Task objective: Wherever the string "在我的生命的里里外外" occurs in a line of these records, report that line.

Input:
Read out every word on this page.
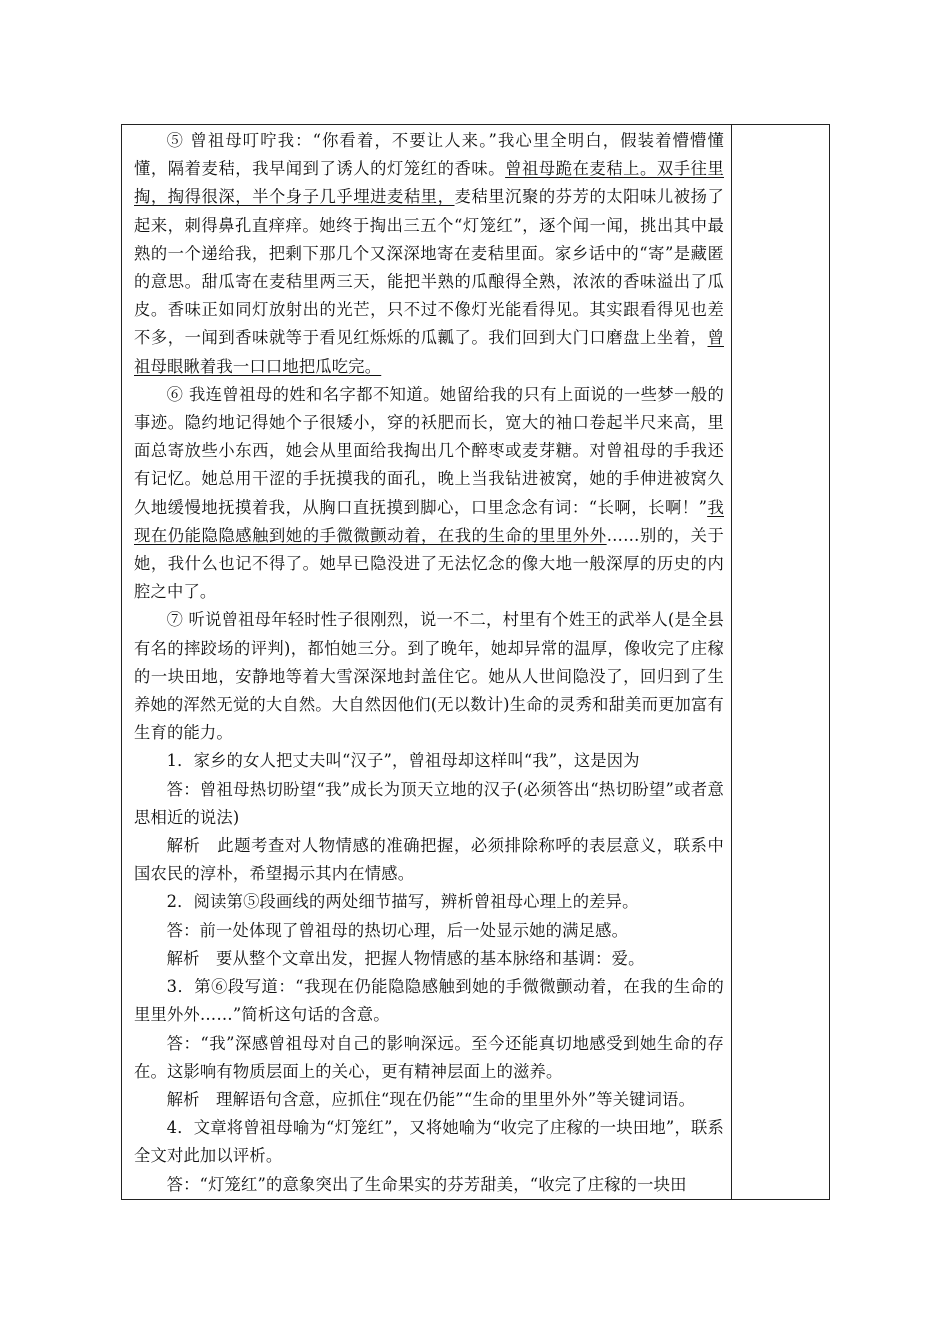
⑤ 曾祖母叮咛我：“你看着，不要让人来。”我心里全明白，假装着懵懵懂懂，隔着麦秸，我早闻到了诱人的灯笼红的香味。曾祖母跪在麦秸上。双手往里掏，掏得很深，半个身子几乎埋进麦秸里，麦秸里沉聚的芬芳的太阳味儿被扬了起来，刺得鼻孔直痒痒。她终于掏出三五个“灯笼红”，逐个闻一闻，挑出其中最熟的一个递给我，把剩下那几个又深深地寄在麦秸里面。家乡话中的“寄”是藏匿的意思。甜瓜寄在麦秸里两三天，能把半熟的瓜酿得全熟，浓浓的香味溢出了瓜皮。香味正如同灯放射出的光芒，只不过不像灯光能看得见。其实跟看得见也差不多，一闻到香味就等于看见红烁烁的瓜瓤了。我们回到大门口磨盘上坐着，曾祖母眼瞅着我一口口地把瓜吃完。

⑥ 我连曾祖母的姓和名字都不知道。她留给我的只有上面说的一些梦一般的事迹。隐约地记得她个子很矮小，穿的袄肥而长，宽大的袖口卷起半尺来高，里面总寄放些小东西，她会从里面给我掏出几个醉枣或麦芽糖。对曾祖母的手我还有记忆。她总用干涩的手抚摸我的面孔，晚上当我钻进被窝，她的手伸进被窝久久地缓慢地抚摸着我，从胸口直抚摸到脚心，口里念念有词：“长啊，长啊！”我现在仍能隐隐感触到她的手微微颤动着，在我的生命的里里外外……别的，关于她，我什么也记不得了。她早已隐没进了无法忆念的像大地一般深厚的历史的内腔之中了。

⑦ 听说曾祖母年轻时性子很刚烈，说一不二，村里有个姓王的武举人(是全县有名的摔跤场的评判)，都怕她三分。到了晚年，她却异常的温厚，像收完了庄稼的一块田地，安静地等着大雪深深地封盖住它。她从人世间隐没了，回归到了生养她的浑然无觉的大自然。大自然因他们(无以数计)生命的灵秀和甜美而更加富有生育的能力。

1．家乡的女人把丈夫叫“汉子”，曾祖母却这样叫“我”，这是因为

答：曾祖母热切盼望“我”成长为顶天立地的汉子(必须答出“热切盼望”或者意思相近的说法)

解析　此题考查对人物情感的准确把握，必须排除称呼的表层意义，联系中国农民的淳朴，希望揭示其内在情感。

2．阅读第⑤段画线的两处细节描写，辨析曾祖母心理上的差异。

答：前一处体现了曾祖母的热切心理，后一处显示她的满足感。

解析　要从整个文章出发，把握人物情感的基本脉络和基调：爱。

3．第⑥段写道：“我现在仍能隐隐感触到她的手微微颤动着，在我的生命的里里外外……”简析这句话的含意。

答：“我”深感曾祖母对自己的影响深远。至今还能真切地感受到她生命的存在。这影响有物质层面上的关心，更有精神层面上的滋养。

解析　理解语句含意，应抓住“现在仍能”“生命的里里外外”等关键词语。

4．文章将曾祖母喻为“灯笼红”，又将她喻为“收完了庄稼的一块田地”，联系全文对此加以评析。

答：“灯笼红”的意象突出了生命果实的芬芳甜美，“收完了庄稼的一块田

Exercise result:
⑥ 我连曾祖母的姓和名字都不知道。她留给我的只有上面说的一些梦一般的事迹。隐约地记得她个子很矮小，穿的袄肥而长，宽大的袖口卷起半尺来高，里面总寄放些小东西，她会从里面给我掏出几个醉枣或麦芽糖。对曾祖母的手我还有记忆。她总用干涩的手抚摸我的面孔，晚上当我钻进被窝，她的手伸进被窝久久地缓慢地抚摸着我，从胸口直抚摸到脚心，口里念念有词：“长啊，长啊！”我现在仍能隐隐感触到她的手微微颤动着，在我的生命的里里外外……别的，关于她，我什么也记不得了。她早已隐没进了无法忆念的像大地一般深厚的历史的内腔之中了。
3．第⑥段写道：“我现在仍能隐隐感触到她的手微微颤动着，在我的生命的里里外外……”简析这句话的含意。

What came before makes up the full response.